Requirement :: Present the following entries again, word for word and in full.

Data rows ::
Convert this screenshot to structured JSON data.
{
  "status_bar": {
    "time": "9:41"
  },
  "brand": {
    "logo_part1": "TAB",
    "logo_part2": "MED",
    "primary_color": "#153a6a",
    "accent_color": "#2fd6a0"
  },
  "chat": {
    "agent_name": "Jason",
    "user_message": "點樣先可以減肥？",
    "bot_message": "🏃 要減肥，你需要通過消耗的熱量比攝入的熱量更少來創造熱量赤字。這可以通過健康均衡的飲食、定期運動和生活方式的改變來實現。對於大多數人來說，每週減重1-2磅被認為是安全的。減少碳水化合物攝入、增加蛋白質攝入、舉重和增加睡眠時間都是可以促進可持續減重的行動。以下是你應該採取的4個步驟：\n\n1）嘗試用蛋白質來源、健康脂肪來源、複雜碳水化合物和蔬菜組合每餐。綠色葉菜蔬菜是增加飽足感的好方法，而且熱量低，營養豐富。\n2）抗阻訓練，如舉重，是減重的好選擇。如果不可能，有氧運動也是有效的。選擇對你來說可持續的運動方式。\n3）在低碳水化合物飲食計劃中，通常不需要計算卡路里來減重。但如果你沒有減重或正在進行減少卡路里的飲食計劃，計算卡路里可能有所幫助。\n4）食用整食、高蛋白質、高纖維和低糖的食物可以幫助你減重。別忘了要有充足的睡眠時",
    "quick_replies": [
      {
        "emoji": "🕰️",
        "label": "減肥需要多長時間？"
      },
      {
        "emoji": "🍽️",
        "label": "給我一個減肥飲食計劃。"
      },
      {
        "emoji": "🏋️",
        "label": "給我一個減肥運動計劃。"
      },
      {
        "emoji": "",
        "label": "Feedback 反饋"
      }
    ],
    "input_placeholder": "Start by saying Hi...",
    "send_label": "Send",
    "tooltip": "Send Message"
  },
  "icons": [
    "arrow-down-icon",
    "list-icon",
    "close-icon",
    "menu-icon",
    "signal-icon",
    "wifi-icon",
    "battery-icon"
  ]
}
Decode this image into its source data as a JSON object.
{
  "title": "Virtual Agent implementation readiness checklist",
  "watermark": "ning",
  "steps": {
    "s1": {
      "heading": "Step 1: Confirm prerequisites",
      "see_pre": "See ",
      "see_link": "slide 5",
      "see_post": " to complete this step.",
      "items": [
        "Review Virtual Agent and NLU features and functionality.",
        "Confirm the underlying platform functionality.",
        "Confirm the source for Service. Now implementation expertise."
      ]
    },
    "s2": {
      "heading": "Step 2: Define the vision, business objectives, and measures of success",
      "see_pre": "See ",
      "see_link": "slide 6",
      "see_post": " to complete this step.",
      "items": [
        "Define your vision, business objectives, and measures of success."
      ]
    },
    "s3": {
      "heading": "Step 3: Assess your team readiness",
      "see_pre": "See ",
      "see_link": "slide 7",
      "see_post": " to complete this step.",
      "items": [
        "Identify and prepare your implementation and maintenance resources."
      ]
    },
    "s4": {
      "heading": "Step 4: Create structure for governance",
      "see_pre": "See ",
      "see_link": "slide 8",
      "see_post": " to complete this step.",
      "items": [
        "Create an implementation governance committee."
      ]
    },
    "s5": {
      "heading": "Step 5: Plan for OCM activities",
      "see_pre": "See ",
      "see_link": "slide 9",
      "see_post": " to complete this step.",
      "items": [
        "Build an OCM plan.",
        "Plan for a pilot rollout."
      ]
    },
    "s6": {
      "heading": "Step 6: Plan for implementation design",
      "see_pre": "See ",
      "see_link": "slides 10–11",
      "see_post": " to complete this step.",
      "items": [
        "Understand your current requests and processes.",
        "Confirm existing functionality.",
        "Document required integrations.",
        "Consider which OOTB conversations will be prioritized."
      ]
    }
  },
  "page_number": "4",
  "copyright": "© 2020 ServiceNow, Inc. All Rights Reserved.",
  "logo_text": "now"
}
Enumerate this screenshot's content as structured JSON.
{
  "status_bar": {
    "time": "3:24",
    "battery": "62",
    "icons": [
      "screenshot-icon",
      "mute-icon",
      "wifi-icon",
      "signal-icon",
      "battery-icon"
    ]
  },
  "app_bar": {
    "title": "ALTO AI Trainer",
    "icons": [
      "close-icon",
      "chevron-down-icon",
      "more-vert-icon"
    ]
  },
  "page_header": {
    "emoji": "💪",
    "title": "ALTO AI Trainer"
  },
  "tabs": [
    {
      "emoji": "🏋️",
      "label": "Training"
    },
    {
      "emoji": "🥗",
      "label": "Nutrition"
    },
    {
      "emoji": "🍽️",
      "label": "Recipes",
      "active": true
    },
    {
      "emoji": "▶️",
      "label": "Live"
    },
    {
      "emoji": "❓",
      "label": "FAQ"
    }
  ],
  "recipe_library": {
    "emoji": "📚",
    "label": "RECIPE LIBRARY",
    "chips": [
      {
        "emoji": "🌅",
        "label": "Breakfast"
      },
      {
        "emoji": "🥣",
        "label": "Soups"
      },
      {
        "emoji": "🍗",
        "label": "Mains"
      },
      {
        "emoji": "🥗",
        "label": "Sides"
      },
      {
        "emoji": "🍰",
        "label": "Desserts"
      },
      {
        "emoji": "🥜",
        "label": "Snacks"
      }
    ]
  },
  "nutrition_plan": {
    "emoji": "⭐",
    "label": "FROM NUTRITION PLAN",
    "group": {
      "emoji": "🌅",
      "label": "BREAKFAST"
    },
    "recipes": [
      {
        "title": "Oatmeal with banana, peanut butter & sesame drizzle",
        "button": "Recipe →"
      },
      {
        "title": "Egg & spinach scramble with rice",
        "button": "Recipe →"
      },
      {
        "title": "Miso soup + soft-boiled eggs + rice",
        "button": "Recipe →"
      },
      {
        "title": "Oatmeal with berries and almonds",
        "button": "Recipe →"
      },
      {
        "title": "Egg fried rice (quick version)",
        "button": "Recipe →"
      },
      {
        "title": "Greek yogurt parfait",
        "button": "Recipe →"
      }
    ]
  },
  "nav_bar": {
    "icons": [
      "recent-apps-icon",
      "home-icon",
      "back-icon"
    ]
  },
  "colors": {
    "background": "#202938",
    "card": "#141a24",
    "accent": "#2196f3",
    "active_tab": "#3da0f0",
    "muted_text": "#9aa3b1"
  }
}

Solution for this exercise ::
Convert this screenshot to structured JSON data.
{
  "status_bar": {
    "time": "9:41"
  },
  "brand": {
    "logo_part1": "TAB",
    "logo_part2": "MED",
    "primary_color": "#153a6a",
    "accent_color": "#2fd6a0"
  },
  "chat": {
    "agent_name": "Jason",
    "user_message": "點樣先可以減肥？",
    "bot_message": "🏃 要減肥，你需要通過消耗的熱量比攝入的熱量更少來創造熱量赤字。這可以通過健康均衡的飲食、定期運動和生活方式的改變來實現。對於大多數人來說，每週減重1-2磅被認為是安全的。減少碳水化合物攝入、增加蛋白質攝入、舉重和增加睡眠時間都是可以促進可持續減重的行動。以下是你應該採取的4個步驟：\n\n1）嘗試用蛋白質來源、健康脂肪來源、複雜碳水化合物和蔬菜組合每餐。綠色葉菜蔬菜是增加飽足感的好方法，而且熱量低，營養豐富。\n2）抗阻訓練，如舉重，是減重的好選擇。如果不可能，有氧運動也是有效的。選擇對你來說可持續的運動方式。\n3）在低碳水化合物飲食計劃中，通常不需要計算卡路里來減重。但如果你沒有減重或正在進行減少卡路里的飲食計劃，計算卡路里可能有所幫助。\n4）食用整食、高蛋白質、高纖維和低糖的食物可以幫助你減重。別忘了要有充足的睡眠時",
    "quick_replies": [
      {
        "emoji": "🕰️",
        "label": "減肥需要多長時間？"
      },
      {
        "emoji": "🍽️",
        "label": "給我一個減肥飲食計劃。"
      },
      {
        "emoji": "🏋️",
        "label": "給我一個減肥運動計劃。"
      },
      {
        "emoji": "",
        "label": "Feedback 反饋"
      }
    ],
    "input_placeholder": "Start by saying Hi...",
    "send_label": "Send",
    "tooltip": "Send Message"
  },
  "icons": [
    "arrow-down-icon",
    "list-icon",
    "close-icon",
    "menu-icon",
    "signal-icon",
    "wifi-icon",
    "battery-icon"
  ]
}
Decode this image into its source data as a JSON object.
{
  "title": "Virtual Agent implementation readiness checklist",
  "watermark": "ning",
  "steps": {
    "s1": {
      "heading": "Step 1: Confirm prerequisites",
      "see_pre": "See ",
      "see_link": "slide 5",
      "see_post": " to complete this step.",
      "items": [
        "Review Virtual Agent and NLU features and functionality.",
        "Confirm the underlying platform functionality.",
        "Confirm the source for Service. Now implementation expertise."
      ]
    },
    "s2": {
      "heading": "Step 2: Define the vision, business objectives, and measures of success",
      "see_pre": "See ",
      "see_link": "slide 6",
      "see_post": " to complete this step.",
      "items": [
        "Define your vision, business objectives, and measures of success."
      ]
    },
    "s3": {
      "heading": "Step 3: Assess your team readiness",
      "see_pre": "See ",
      "see_link": "slide 7",
      "see_post": " to complete this step.",
      "items": [
        "Identify and prepare your implementation and maintenance resources."
      ]
    },
    "s4": {
      "heading": "Step 4: Create structure for governance",
      "see_pre": "See ",
      "see_link": "slide 8",
      "see_post": " to complete this step.",
      "items": [
        "Create an implementation governance committee."
      ]
    },
    "s5": {
      "heading": "Step 5: Plan for OCM activities",
      "see_pre": "See ",
      "see_link": "slide 9",
      "see_post": " to complete this step.",
      "items": [
        "Build an OCM plan.",
        "Plan for a pilot rollout."
      ]
    },
    "s6": {
      "heading": "Step 6: Plan for implementation design",
      "see_pre": "See ",
      "see_link": "slides 10–11",
      "see_post": " to complete this step.",
      "items": [
        "Understand your current requests and processes.",
        "Confirm existing functionality.",
        "Document required integrations.",
        "Consider which OOTB conversations will be prioritized."
      ]
    }
  },
  "page_number": "4",
  "copyright": "© 2020 ServiceNow, Inc. All Rights Reserved.",
  "logo_text": "now"
}
Enumerate this screenshot's content as structured JSON.
{
  "status_bar": {
    "time": "3:24",
    "battery": "62",
    "icons": [
      "screenshot-icon",
      "mute-icon",
      "wifi-icon",
      "signal-icon",
      "battery-icon"
    ]
  },
  "app_bar": {
    "title": "ALTO AI Trainer",
    "icons": [
      "close-icon",
      "chevron-down-icon",
      "more-vert-icon"
    ]
  },
  "page_header": {
    "emoji": "💪",
    "title": "ALTO AI Trainer"
  },
  "tabs": [
    {
      "emoji": "🏋️",
      "label": "Training"
    },
    {
      "emoji": "🥗",
      "label": "Nutrition"
    },
    {
      "emoji": "🍽️",
      "label": "Recipes",
      "active": true
    },
    {
      "emoji": "▶️",
      "label": "Live"
    },
    {
      "emoji": "❓",
      "label": "FAQ"
    }
  ],
  "recipe_library": {
    "emoji": "📚",
    "label": "RECIPE LIBRARY",
    "chips": [
      {
        "emoji": "🌅",
        "label": "Breakfast"
      },
      {
        "emoji": "🥣",
        "label": "Soups"
      },
      {
        "emoji": "🍗",
        "label": "Mains"
      },
      {
        "emoji": "🥗",
        "label": "Sides"
      },
      {
        "emoji": "🍰",
        "label": "Desserts"
      },
      {
        "emoji": "🥜",
        "label": "Snacks"
      }
    ]
  },
  "nutrition_plan": {
    "emoji": "⭐",
    "label": "FROM NUTRITION PLAN",
    "group": {
      "emoji": "🌅",
      "label": "BREAKFAST"
    },
    "recipes": [
      {
        "title": "Oatmeal with banana, peanut butter & sesame drizzle",
        "button": "Recipe →"
      },
      {
        "title": "Egg & spinach scramble with rice",
        "button": "Recipe →"
      },
      {
        "title": "Miso soup + soft-boiled eggs + rice",
        "button": "Recipe →"
      },
      {
        "title": "Oatmeal with berries and almonds",
        "button": "Recipe →"
      },
      {
        "title": "Egg fried rice (quick version)",
        "button": "Recipe →"
      },
      {
        "title": "Greek yogurt parfait",
        "button": "Recipe →"
      }
    ]
  },
  "nav_bar": {
    "icons": [
      "recent-apps-icon",
      "home-icon",
      "back-icon"
    ]
  },
  "colors": {
    "background": "#202938",
    "card": "#141a24",
    "accent": "#2196f3",
    "active_tab": "#3da0f0",
    "muted_text": "#9aa3b1"
  }
}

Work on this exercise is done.